Some records
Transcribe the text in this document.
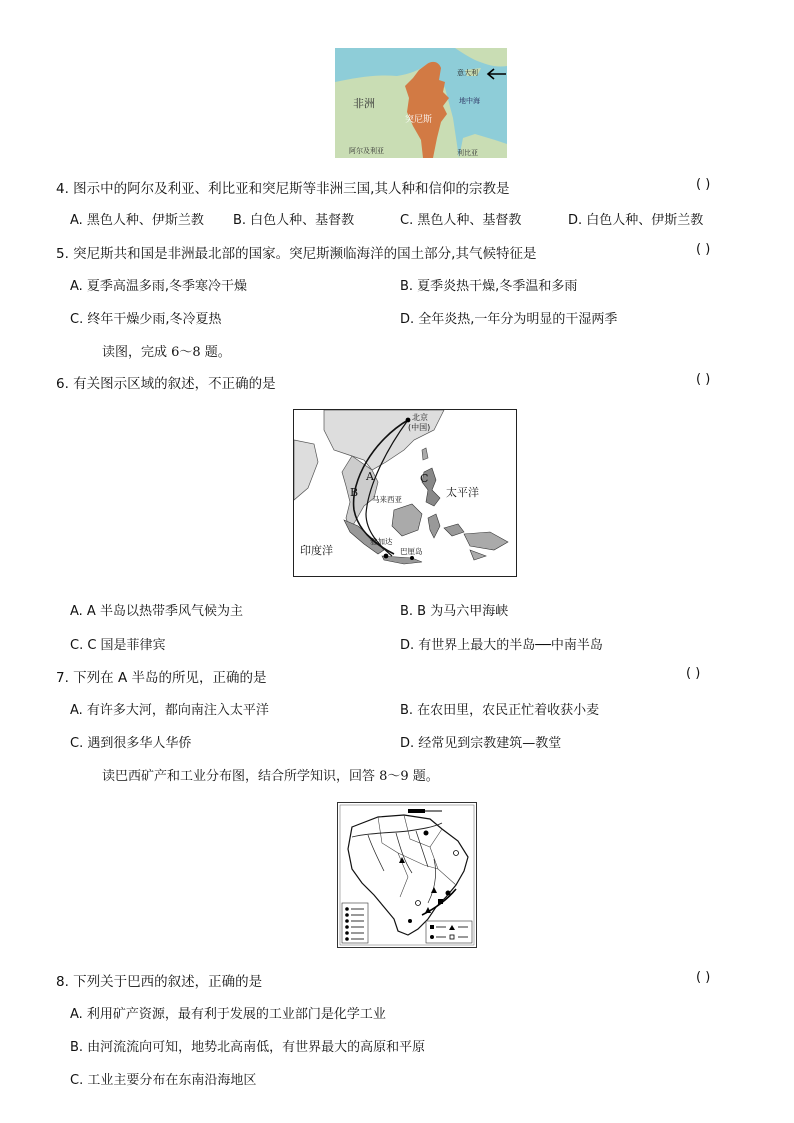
非洲
意大利
地中海
突尼斯
阿尔及利亚	利比亚
4. 图示中的阿尔及利亚、利比亚和突尼斯等非洲三国,其人种和信仰的宗教是	( )
A. 黑色人种、伊斯兰教 B. 白色人种、基督教	C. 黑色人种、基督教	D. 白色人种、伊斯兰教
5. 突尼斯共和国是非洲最北部的国家。突尼斯濒临海洋的国土部分,其气候特征是	( )
A. 夏季高温多雨,冬季寒冷干燥	B. 夏季炎热干燥,冬季温和多雨
C. 终年干燥少雨,冬冷夏热	D. 全年炎热,一年分为明显的干湿两季
读图，完成 6～8 题。
6. 有关图示区域的叙述，不正确的是	( )
北京
(中国)
太平洋
印度洋
马来西亚
雅加达
巴厘岛
A
B
C
A. A 半岛以热带季风气候为主	B. B 为马六甲海峡
C. C 国是菲律宾	D. 有世界上最大的半岛──中南半岛
7. 下列在 A 半岛的所见，正确的是	( )
A. 有许多大河，都向南注入太平洋	B. 在农田里，农民正忙着收获小麦
C. 遇到很多华人华侨	D. 经常见到宗教建筑—教堂
读巴西矿产和工业分布图，结合所学知识，回答 8～9 题。
8. 下列关于巴西的叙述，正确的是	( )
A. 利用矿产资源，最有利于发展的工业部门是化学工业
B. 由河流流向可知，地势北高南低，有世界最大的高原和平原
C. 工业主要分布在东南沿海地区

WHAT YOU HAVE TO DO - Verbatim reproduction of every record is required; images are left out.

SOLUTION BELOW -
Transcribe the text in this document.
非洲
意大利
地中海
突尼斯
阿尔及利亚	利比亚
4. 图示中的阿尔及利亚、利比亚和突尼斯等非洲三国,其人种和信仰的宗教是	( )
A. 黑色人种、伊斯兰教 B. 白色人种、基督教	C. 黑色人种、基督教	D. 白色人种、伊斯兰教
5. 突尼斯共和国是非洲最北部的国家。突尼斯濒临海洋的国土部分,其气候特征是	( )
A. 夏季高温多雨,冬季寒冷干燥	B. 夏季炎热干燥,冬季温和多雨
C. 终年干燥少雨,冬冷夏热	D. 全年炎热,一年分为明显的干湿两季
读图，完成 6～8 题。
6. 有关图示区域的叙述，不正确的是	( )
北京
(中国)
太平洋
印度洋
马来西亚
雅加达
巴厘岛
A
B
C
A. A 半岛以热带季风气候为主	B. B 为马六甲海峡
C. C 国是菲律宾	D. 有世界上最大的半岛──中南半岛
7. 下列在 A 半岛的所见，正确的是	( )
A. 有许多大河，都向南注入太平洋	B. 在农田里，农民正忙着收获小麦
C. 遇到很多华人华侨	D. 经常见到宗教建筑—教堂
读巴西矿产和工业分布图，结合所学知识，回答 8～9 题。
8. 下列关于巴西的叙述，正确的是	( )
A. 利用矿产资源，最有利于发展的工业部门是化学工业
B. 由河流流向可知，地势北高南低，有世界最大的高原和平原
C. 工业主要分布在东南沿海地区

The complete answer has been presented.